--- begin ---

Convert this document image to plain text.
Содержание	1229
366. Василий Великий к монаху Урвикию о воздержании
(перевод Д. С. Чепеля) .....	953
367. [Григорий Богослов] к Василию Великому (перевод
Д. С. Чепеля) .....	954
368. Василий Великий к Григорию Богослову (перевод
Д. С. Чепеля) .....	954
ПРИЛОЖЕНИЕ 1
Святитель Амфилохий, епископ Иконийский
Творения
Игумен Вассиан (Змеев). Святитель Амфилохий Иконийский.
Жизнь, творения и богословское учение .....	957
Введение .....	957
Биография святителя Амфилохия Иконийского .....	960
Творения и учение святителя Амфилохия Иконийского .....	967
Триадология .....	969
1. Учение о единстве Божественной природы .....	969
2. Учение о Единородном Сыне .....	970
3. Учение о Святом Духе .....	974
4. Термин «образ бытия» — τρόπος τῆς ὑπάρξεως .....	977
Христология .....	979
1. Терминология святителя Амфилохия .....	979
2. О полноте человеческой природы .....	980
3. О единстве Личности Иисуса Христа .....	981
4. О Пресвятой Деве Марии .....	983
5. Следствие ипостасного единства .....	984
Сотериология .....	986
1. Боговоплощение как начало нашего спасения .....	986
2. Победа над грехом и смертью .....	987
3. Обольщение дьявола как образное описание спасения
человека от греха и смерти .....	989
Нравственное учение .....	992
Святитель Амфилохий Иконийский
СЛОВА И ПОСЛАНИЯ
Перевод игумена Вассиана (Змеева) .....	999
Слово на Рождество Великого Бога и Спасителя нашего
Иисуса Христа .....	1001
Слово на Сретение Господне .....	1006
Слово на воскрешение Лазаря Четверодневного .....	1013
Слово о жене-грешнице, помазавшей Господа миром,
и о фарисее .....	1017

--- end ---

> **AIM OF THE EXERCISE**:
Looking at the records above, say how many lines hold the string "нашего". Write nothing but the number.

> **ANSWER TO THIS PROBLEM**:
2